### CHALLENGE:
Every line below should be copied exactly; drop the pictures.

[EXCERPTED DATA start]

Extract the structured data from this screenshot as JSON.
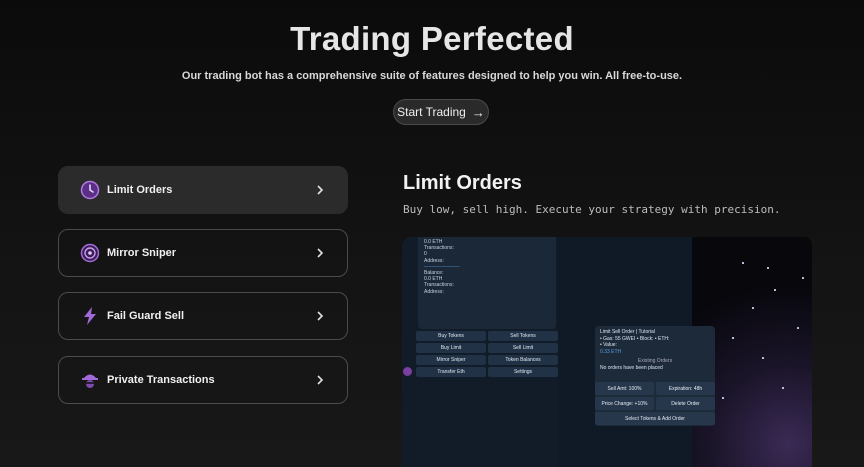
{
  "hero": {
    "title": "Trading Perfected",
    "subtitle": "Our trading bot has a comprehensive suite of features designed to help you win. All free-to-use.",
    "cta_label": "Start Trading"
  },
  "features": [
    {
      "label": "Limit Orders",
      "icon": "clock-icon",
      "active": true
    },
    {
      "label": "Mirror Sniper",
      "icon": "target-icon",
      "active": false
    },
    {
      "label": "Fail Guard Sell",
      "icon": "lightning-icon",
      "active": false
    },
    {
      "label": "Private Transactions",
      "icon": "spy-icon",
      "active": false
    }
  ],
  "detail": {
    "title": "Limit Orders",
    "description": "Buy low, sell high. Execute your strategy with precision."
  },
  "preview": {
    "message_lines": [
      "0.0 ETH",
      "Transactions:",
      "0",
      "Address:",
      "Balance:",
      "0.0 ETH",
      "Transactions:",
      "Address:"
    ],
    "keyboard": [
      "Buy Tokens",
      "Sell Tokens",
      "Buy Limit",
      "Sell Limit",
      "Mirror Sniper",
      "Token Balances",
      "Transfer Eth",
      "Settings"
    ],
    "popup": {
      "title": "Limit Sell Order | Tutorial",
      "gas_line": "• Gas: 55 GWEI • Block: • ETH:",
      "value_line": "• Value:",
      "value": "0.33 ETH",
      "existing_header": "Existing Orders",
      "empty_text": "No orders have been placed",
      "buttons": [
        "Sell Amt: 100%",
        "Expiration: 48h",
        "Price Change: +10%",
        "Delete Order",
        "Select Tokens & Add Order"
      ]
    }
  },
  "colors": {
    "accent_purple": "#a26ad8",
    "background": "#111111",
    "active_row": "#2b2b2b"
  }
}
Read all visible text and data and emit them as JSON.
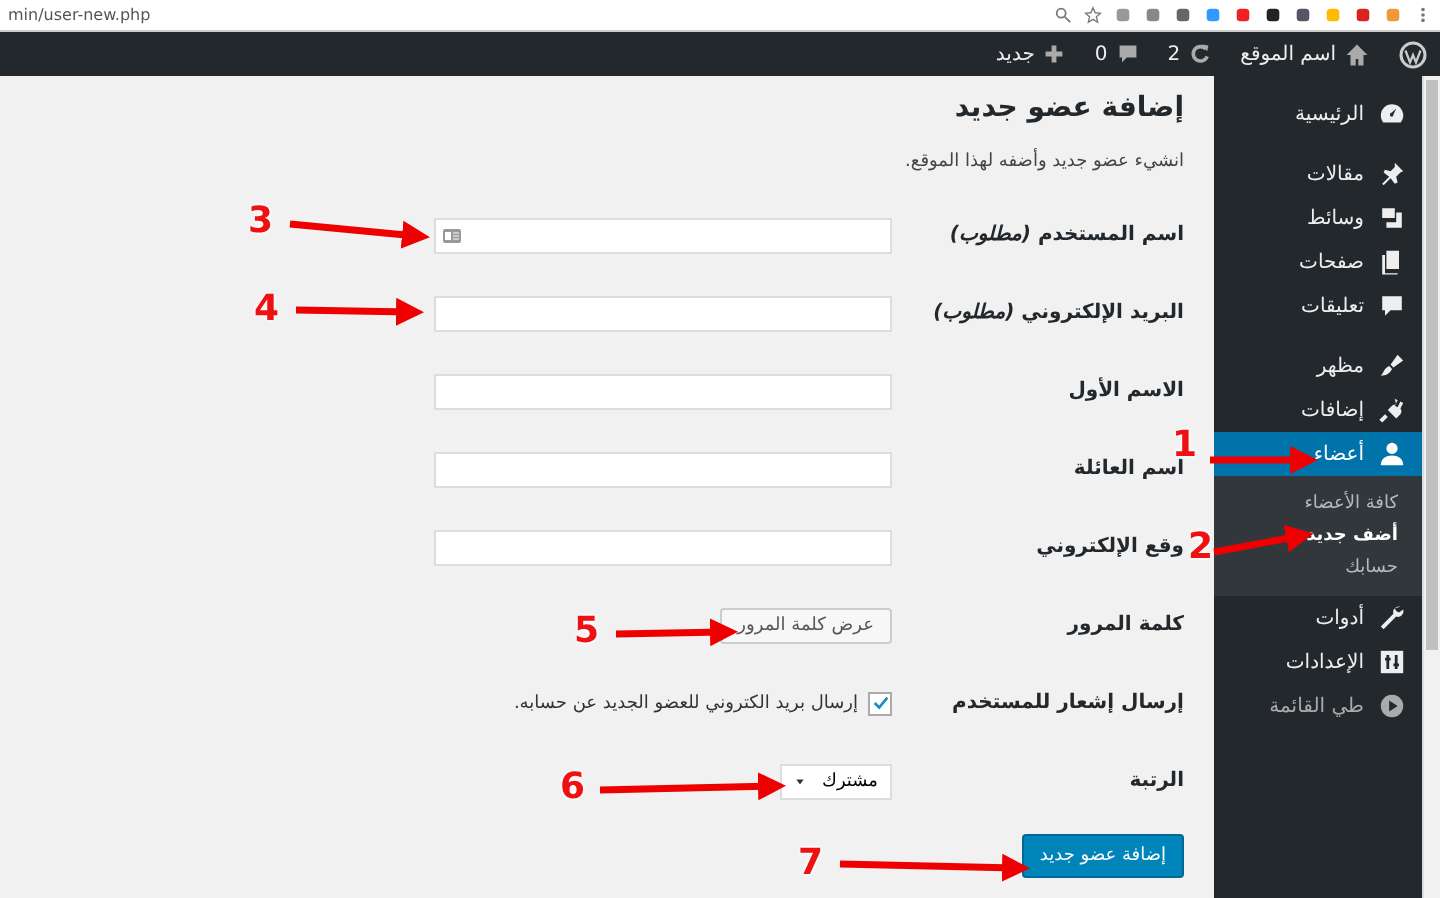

[EXCERPTED DATA end]

### ANSWER TO THE EXERCISE:
Extract the structured data from this screenshot as JSON.
{
  "hero": {
    "title": "Trading Perfected",
    "subtitle": "Our trading bot has a comprehensive suite of features designed to help you win. All free-to-use.",
    "cta_label": "Start Trading"
  },
  "features": [
    {
      "label": "Limit Orders",
      "icon": "clock-icon",
      "active": true
    },
    {
      "label": "Mirror Sniper",
      "icon": "target-icon",
      "active": false
    },
    {
      "label": "Fail Guard Sell",
      "icon": "lightning-icon",
      "active": false
    },
    {
      "label": "Private Transactions",
      "icon": "spy-icon",
      "active": false
    }
  ],
  "detail": {
    "title": "Limit Orders",
    "description": "Buy low, sell high. Execute your strategy with precision."
  },
  "preview": {
    "message_lines": [
      "0.0 ETH",
      "Transactions:",
      "0",
      "Address:",
      "Balance:",
      "0.0 ETH",
      "Transactions:",
      "Address:"
    ],
    "keyboard": [
      "Buy Tokens",
      "Sell Tokens",
      "Buy Limit",
      "Sell Limit",
      "Mirror Sniper",
      "Token Balances",
      "Transfer Eth",
      "Settings"
    ],
    "popup": {
      "title": "Limit Sell Order | Tutorial",
      "gas_line": "• Gas: 55 GWEI • Block: • ETH:",
      "value_line": "• Value:",
      "value": "0.33 ETH",
      "existing_header": "Existing Orders",
      "empty_text": "No orders have been placed",
      "buttons": [
        "Sell Amt: 100%",
        "Expiration: 48h",
        "Price Change: +10%",
        "Delete Order",
        "Select Tokens & Add Order"
      ]
    }
  },
  "colors": {
    "accent_purple": "#a26ad8",
    "background": "#111111",
    "active_row": "#2b2b2b"
  }
}
Read all visible text and data and emit them as JSON.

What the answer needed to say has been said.